CHALLENGE | Images embedded in the records are excluded; print everything else exactly as given.

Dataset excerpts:
=======
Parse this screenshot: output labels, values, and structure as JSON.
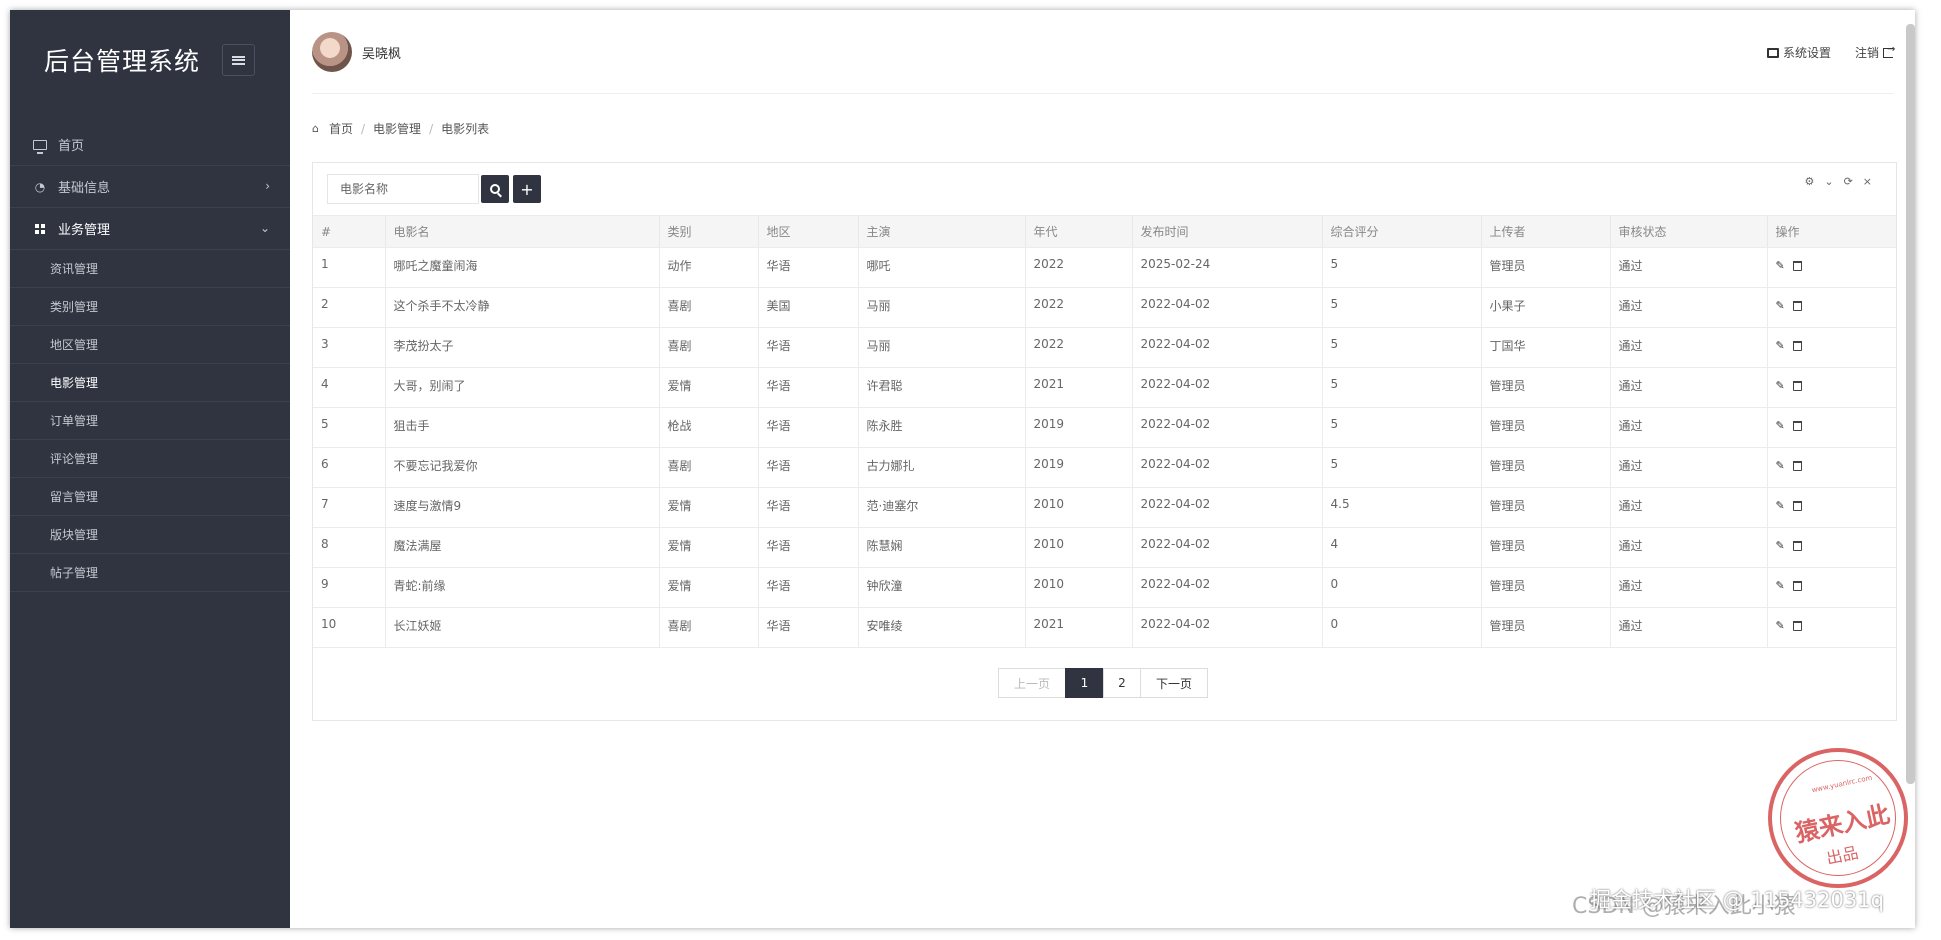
{
  "app": {
    "title": "后台管理系统"
  },
  "user": {
    "name": "吴晓枫"
  },
  "top_actions": {
    "settings": "系统设置",
    "logout": "注销"
  },
  "sidebar": {
    "items": [
      {
        "label": "首页"
      },
      {
        "label": "基础信息"
      },
      {
        "label": "业务管理"
      }
    ],
    "sub_items": [
      {
        "label": "资讯管理"
      },
      {
        "label": "类别管理"
      },
      {
        "label": "地区管理"
      },
      {
        "label": "电影管理"
      },
      {
        "label": "订单管理"
      },
      {
        "label": "评论管理"
      },
      {
        "label": "留言管理"
      },
      {
        "label": "版块管理"
      },
      {
        "label": "帖子管理"
      }
    ]
  },
  "breadcrumb": [
    "首页",
    "电影管理",
    "电影列表"
  ],
  "search": {
    "placeholder": "电影名称"
  },
  "table": {
    "headers": [
      "#",
      "电影名",
      "类别",
      "地区",
      "主演",
      "年代",
      "发布时间",
      "综合评分",
      "上传者",
      "审核状态",
      "操作"
    ],
    "rows": [
      [
        "1",
        "哪吒之魔童闹海",
        "动作",
        "华语",
        "哪吒",
        "2022",
        "2025-02-24",
        "5",
        "管理员",
        "通过"
      ],
      [
        "2",
        "这个杀手不太冷静",
        "喜剧",
        "美国",
        "马丽",
        "2022",
        "2022-04-02",
        "5",
        "小果子",
        "通过"
      ],
      [
        "3",
        "李茂扮太子",
        "喜剧",
        "华语",
        "马丽",
        "2022",
        "2022-04-02",
        "5",
        "丁国华",
        "通过"
      ],
      [
        "4",
        "大哥，别闹了",
        "爱情",
        "华语",
        "许君聪",
        "2021",
        "2022-04-02",
        "5",
        "管理员",
        "通过"
      ],
      [
        "5",
        "狙击手",
        "枪战",
        "华语",
        "陈永胜",
        "2019",
        "2022-04-02",
        "5",
        "管理员",
        "通过"
      ],
      [
        "6",
        "不要忘记我爱你",
        "喜剧",
        "华语",
        "古力娜扎",
        "2019",
        "2022-04-02",
        "5",
        "管理员",
        "通过"
      ],
      [
        "7",
        "速度与激情9",
        "爱情",
        "华语",
        "范·迪塞尔",
        "2010",
        "2022-04-02",
        "4.5",
        "管理员",
        "通过"
      ],
      [
        "8",
        "魔法满屋",
        "爱情",
        "华语",
        "陈慧娴",
        "2010",
        "2022-04-02",
        "4",
        "管理员",
        "通过"
      ],
      [
        "9",
        "青蛇:前缘",
        "爱情",
        "华语",
        "钟欣潼",
        "2010",
        "2022-04-02",
        "0",
        "管理员",
        "通过"
      ],
      [
        "10",
        "长江妖姬",
        "喜剧",
        "华语",
        "安唯绫",
        "2021",
        "2022-04-02",
        "0",
        "管理员",
        "通过"
      ]
    ]
  },
  "pagination": {
    "prev": "上一页",
    "pages": [
      "1",
      "2"
    ],
    "current": "1",
    "next": "下一页"
  },
  "stamp": {
    "main": "猿来入此",
    "sub": "出品",
    "url": "www.yuanlrc.com"
  },
  "watermark": "掘金技术社区 @ 115432031q",
  "watermark_under": "CSDN @猿来入此小猿",
  "colors": {
    "sidebar_bg": "#2f3440",
    "accent": "#2f3440",
    "stamp_red": "#d44a4a"
  }
}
=======
SOLUTION |
Parse this screenshot: output labels, values, and structure as JSON.
{
  "app": {
    "title": "后台管理系统"
  },
  "user": {
    "name": "吴晓枫"
  },
  "top_actions": {
    "settings": "系统设置",
    "logout": "注销"
  },
  "sidebar": {
    "items": [
      {
        "label": "首页"
      },
      {
        "label": "基础信息"
      },
      {
        "label": "业务管理"
      }
    ],
    "sub_items": [
      {
        "label": "资讯管理"
      },
      {
        "label": "类别管理"
      },
      {
        "label": "地区管理"
      },
      {
        "label": "电影管理"
      },
      {
        "label": "订单管理"
      },
      {
        "label": "评论管理"
      },
      {
        "label": "留言管理"
      },
      {
        "label": "版块管理"
      },
      {
        "label": "帖子管理"
      }
    ]
  },
  "breadcrumb": [
    "首页",
    "电影管理",
    "电影列表"
  ],
  "search": {
    "placeholder": "电影名称"
  },
  "table": {
    "headers": [
      "#",
      "电影名",
      "类别",
      "地区",
      "主演",
      "年代",
      "发布时间",
      "综合评分",
      "上传者",
      "审核状态",
      "操作"
    ],
    "rows": [
      [
        "1",
        "哪吒之魔童闹海",
        "动作",
        "华语",
        "哪吒",
        "2022",
        "2025-02-24",
        "5",
        "管理员",
        "通过"
      ],
      [
        "2",
        "这个杀手不太冷静",
        "喜剧",
        "美国",
        "马丽",
        "2022",
        "2022-04-02",
        "5",
        "小果子",
        "通过"
      ],
      [
        "3",
        "李茂扮太子",
        "喜剧",
        "华语",
        "马丽",
        "2022",
        "2022-04-02",
        "5",
        "丁国华",
        "通过"
      ],
      [
        "4",
        "大哥，别闹了",
        "爱情",
        "华语",
        "许君聪",
        "2021",
        "2022-04-02",
        "5",
        "管理员",
        "通过"
      ],
      [
        "5",
        "狙击手",
        "枪战",
        "华语",
        "陈永胜",
        "2019",
        "2022-04-02",
        "5",
        "管理员",
        "通过"
      ],
      [
        "6",
        "不要忘记我爱你",
        "喜剧",
        "华语",
        "古力娜扎",
        "2019",
        "2022-04-02",
        "5",
        "管理员",
        "通过"
      ],
      [
        "7",
        "速度与激情9",
        "爱情",
        "华语",
        "范·迪塞尔",
        "2010",
        "2022-04-02",
        "4.5",
        "管理员",
        "通过"
      ],
      [
        "8",
        "魔法满屋",
        "爱情",
        "华语",
        "陈慧娴",
        "2010",
        "2022-04-02",
        "4",
        "管理员",
        "通过"
      ],
      [
        "9",
        "青蛇:前缘",
        "爱情",
        "华语",
        "钟欣潼",
        "2010",
        "2022-04-02",
        "0",
        "管理员",
        "通过"
      ],
      [
        "10",
        "长江妖姬",
        "喜剧",
        "华语",
        "安唯绫",
        "2021",
        "2022-04-02",
        "0",
        "管理员",
        "通过"
      ]
    ]
  },
  "pagination": {
    "prev": "上一页",
    "pages": [
      "1",
      "2"
    ],
    "current": "1",
    "next": "下一页"
  },
  "stamp": {
    "main": "猿来入此",
    "sub": "出品",
    "url": "www.yuanlrc.com"
  },
  "watermark": "掘金技术社区 @ 115432031q",
  "watermark_under": "CSDN @猿来入此小猿",
  "colors": {
    "sidebar_bg": "#2f3440",
    "accent": "#2f3440",
    "stamp_red": "#d44a4a"
  }
}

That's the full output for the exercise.